• _WHAT YOU NEED TO DO_:
Pull each line containing "question" out of the data and copy it.

Items from a dataset:

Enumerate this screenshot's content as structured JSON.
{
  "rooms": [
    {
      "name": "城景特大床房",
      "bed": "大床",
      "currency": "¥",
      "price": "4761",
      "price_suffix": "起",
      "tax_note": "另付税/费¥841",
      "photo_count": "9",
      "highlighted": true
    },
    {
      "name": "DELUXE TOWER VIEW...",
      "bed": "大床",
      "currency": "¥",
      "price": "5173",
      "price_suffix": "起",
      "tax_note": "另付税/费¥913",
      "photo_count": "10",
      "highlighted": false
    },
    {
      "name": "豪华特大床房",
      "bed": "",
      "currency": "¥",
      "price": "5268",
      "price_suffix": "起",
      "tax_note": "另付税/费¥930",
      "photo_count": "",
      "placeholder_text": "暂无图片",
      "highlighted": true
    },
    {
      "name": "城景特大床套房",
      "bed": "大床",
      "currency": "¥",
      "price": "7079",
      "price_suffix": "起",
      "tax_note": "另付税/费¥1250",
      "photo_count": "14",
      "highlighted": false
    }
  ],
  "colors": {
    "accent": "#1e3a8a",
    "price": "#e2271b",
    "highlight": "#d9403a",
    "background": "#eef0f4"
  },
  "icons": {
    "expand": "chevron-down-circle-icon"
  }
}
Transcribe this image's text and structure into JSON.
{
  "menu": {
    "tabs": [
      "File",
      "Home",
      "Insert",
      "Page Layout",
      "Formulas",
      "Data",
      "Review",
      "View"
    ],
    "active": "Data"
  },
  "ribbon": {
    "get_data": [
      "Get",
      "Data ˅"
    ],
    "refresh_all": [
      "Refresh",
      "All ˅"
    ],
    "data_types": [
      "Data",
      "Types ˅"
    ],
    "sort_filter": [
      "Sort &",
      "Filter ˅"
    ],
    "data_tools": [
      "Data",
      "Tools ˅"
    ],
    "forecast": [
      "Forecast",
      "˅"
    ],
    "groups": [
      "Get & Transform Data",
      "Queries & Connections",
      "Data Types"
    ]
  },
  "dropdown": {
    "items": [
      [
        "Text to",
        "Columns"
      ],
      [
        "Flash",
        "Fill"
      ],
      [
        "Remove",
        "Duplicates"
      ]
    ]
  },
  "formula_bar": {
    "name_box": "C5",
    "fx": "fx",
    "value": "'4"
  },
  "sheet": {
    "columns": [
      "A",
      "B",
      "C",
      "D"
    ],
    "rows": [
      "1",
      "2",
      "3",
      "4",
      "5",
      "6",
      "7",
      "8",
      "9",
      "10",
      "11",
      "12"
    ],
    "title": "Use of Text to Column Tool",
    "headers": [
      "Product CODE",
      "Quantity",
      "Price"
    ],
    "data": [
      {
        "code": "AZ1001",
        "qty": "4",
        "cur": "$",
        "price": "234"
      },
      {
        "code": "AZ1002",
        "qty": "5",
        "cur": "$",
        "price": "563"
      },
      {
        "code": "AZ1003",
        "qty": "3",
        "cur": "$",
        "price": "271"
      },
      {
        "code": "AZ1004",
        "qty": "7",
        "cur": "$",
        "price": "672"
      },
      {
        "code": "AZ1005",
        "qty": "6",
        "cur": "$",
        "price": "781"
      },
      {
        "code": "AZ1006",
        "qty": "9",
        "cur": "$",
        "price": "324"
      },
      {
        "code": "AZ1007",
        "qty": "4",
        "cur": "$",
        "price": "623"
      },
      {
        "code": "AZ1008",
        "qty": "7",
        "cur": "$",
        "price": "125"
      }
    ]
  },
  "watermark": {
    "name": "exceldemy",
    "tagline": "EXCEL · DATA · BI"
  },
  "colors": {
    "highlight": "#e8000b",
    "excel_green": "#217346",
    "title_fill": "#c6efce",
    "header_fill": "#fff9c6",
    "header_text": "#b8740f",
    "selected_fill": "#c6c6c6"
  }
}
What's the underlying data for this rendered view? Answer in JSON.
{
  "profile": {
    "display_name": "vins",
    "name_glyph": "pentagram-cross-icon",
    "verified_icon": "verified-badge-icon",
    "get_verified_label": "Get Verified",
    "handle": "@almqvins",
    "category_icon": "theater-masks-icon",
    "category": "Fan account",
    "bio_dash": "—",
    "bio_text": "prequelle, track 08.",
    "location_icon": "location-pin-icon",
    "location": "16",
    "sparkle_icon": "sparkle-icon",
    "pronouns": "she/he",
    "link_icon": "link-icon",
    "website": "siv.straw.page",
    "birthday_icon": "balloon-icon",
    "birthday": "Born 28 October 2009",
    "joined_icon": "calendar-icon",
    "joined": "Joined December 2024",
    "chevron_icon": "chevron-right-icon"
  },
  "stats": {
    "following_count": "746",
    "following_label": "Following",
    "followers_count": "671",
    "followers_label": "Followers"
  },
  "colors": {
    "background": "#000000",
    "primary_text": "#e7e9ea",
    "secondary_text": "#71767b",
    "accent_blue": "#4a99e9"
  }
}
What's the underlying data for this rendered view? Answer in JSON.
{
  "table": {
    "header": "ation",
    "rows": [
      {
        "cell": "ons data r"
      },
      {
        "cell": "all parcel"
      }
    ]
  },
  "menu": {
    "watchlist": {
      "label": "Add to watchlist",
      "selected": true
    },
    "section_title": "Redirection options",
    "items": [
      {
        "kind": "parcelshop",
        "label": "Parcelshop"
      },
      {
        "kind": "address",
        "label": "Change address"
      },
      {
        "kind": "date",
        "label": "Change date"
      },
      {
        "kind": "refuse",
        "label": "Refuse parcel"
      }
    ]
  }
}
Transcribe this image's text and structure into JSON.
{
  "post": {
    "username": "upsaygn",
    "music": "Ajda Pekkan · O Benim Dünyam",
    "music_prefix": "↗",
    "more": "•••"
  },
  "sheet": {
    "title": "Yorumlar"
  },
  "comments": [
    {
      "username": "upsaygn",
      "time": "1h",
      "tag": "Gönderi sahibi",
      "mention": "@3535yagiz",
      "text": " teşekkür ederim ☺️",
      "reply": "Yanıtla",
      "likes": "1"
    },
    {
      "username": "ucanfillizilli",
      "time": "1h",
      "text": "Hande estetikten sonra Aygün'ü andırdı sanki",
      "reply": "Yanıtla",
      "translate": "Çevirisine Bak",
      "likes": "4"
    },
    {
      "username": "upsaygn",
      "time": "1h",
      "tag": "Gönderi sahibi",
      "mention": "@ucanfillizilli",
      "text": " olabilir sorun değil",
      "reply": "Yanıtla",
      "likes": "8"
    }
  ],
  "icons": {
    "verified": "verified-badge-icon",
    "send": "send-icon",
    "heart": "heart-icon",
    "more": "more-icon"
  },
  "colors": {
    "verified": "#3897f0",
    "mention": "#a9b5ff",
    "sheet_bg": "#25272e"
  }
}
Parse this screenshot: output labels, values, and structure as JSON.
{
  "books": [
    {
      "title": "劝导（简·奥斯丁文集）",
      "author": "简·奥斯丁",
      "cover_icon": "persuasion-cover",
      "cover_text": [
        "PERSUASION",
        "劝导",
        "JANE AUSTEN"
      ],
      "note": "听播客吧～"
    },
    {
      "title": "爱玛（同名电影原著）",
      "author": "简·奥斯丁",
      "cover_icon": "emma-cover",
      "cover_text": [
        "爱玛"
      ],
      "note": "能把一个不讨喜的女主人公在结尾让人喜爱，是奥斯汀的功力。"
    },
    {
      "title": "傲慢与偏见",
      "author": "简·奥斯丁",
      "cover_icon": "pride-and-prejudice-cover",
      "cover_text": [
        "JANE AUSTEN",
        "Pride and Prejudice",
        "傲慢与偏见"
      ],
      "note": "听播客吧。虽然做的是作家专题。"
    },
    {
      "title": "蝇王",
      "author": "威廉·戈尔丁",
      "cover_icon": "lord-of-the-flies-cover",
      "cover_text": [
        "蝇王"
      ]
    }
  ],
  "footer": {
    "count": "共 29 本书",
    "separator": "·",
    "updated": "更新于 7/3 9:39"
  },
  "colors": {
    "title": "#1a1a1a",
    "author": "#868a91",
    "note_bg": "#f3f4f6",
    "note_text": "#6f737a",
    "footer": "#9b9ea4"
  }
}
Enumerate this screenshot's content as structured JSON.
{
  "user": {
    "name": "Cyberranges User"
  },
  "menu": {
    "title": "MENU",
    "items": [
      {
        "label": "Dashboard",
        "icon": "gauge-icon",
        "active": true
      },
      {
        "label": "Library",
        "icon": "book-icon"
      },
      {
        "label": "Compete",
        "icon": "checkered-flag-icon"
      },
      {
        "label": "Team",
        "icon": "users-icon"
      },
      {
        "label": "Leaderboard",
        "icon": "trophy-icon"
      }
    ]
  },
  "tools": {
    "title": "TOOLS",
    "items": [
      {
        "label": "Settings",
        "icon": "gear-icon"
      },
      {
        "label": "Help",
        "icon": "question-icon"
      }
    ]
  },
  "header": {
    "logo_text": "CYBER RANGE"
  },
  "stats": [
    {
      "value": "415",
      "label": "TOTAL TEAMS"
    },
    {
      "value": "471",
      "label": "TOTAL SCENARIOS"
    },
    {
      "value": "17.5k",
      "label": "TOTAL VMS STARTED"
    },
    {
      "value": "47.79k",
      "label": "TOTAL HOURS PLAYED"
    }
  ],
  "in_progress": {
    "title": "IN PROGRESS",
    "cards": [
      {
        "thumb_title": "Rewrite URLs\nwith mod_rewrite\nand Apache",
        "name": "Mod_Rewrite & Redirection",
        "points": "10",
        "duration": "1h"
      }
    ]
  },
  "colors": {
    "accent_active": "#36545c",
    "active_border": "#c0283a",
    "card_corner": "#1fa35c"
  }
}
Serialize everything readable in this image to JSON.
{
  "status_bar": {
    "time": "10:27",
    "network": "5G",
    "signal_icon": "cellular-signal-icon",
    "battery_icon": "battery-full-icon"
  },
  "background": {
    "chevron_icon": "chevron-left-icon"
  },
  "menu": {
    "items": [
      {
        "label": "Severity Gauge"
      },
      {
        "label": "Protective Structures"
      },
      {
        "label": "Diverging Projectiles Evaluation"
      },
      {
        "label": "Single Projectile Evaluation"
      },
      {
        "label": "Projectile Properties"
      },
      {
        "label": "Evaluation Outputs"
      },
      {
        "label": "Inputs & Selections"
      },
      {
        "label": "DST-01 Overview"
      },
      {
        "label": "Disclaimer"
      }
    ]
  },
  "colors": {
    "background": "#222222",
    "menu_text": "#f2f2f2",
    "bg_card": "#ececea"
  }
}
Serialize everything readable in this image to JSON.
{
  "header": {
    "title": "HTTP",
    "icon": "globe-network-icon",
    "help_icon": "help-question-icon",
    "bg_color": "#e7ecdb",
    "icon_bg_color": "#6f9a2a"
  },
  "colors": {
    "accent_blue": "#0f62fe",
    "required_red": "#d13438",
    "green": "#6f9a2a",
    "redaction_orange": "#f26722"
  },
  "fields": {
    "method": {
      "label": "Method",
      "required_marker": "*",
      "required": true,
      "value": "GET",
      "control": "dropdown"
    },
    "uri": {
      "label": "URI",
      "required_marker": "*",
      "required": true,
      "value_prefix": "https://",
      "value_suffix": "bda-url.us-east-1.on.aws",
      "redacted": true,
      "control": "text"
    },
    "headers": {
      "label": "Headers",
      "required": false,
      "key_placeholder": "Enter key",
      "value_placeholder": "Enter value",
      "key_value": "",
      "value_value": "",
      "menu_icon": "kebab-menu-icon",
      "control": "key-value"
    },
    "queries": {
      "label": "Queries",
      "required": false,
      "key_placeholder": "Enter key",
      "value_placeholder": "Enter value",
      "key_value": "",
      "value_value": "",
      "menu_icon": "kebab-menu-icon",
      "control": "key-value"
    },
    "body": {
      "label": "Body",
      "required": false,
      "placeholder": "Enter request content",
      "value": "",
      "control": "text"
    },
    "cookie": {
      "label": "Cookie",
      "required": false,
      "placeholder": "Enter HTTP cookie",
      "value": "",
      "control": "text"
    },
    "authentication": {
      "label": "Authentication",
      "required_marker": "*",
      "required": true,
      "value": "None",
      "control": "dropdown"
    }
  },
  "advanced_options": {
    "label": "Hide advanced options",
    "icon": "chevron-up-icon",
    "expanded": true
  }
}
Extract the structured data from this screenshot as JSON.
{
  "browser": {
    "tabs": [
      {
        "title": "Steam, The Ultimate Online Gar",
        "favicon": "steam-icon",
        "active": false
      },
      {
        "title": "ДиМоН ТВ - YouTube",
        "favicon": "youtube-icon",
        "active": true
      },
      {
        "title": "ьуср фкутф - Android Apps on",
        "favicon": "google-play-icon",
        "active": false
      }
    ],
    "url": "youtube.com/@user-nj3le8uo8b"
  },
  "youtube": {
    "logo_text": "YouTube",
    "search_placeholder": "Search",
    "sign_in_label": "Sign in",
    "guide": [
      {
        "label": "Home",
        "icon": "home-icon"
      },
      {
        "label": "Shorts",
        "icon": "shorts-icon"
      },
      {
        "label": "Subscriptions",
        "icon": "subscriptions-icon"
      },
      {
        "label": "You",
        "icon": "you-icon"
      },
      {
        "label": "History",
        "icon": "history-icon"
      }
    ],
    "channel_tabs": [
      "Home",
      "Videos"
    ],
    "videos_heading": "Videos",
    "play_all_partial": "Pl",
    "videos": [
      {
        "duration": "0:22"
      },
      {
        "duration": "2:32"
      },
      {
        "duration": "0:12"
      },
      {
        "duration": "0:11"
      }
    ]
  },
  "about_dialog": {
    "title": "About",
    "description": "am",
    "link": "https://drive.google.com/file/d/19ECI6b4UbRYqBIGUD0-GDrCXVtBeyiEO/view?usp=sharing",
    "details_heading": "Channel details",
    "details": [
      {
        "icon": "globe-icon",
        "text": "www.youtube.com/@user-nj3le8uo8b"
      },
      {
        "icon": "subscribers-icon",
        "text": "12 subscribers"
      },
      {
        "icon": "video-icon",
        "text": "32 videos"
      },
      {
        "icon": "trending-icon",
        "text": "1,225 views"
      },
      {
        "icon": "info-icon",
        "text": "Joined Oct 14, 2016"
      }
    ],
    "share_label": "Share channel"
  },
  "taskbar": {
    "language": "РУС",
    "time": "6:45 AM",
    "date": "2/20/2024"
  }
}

• _FULL ANSWER_:
        "icon": "question-icon"
    "help_icon": "help-question-icon",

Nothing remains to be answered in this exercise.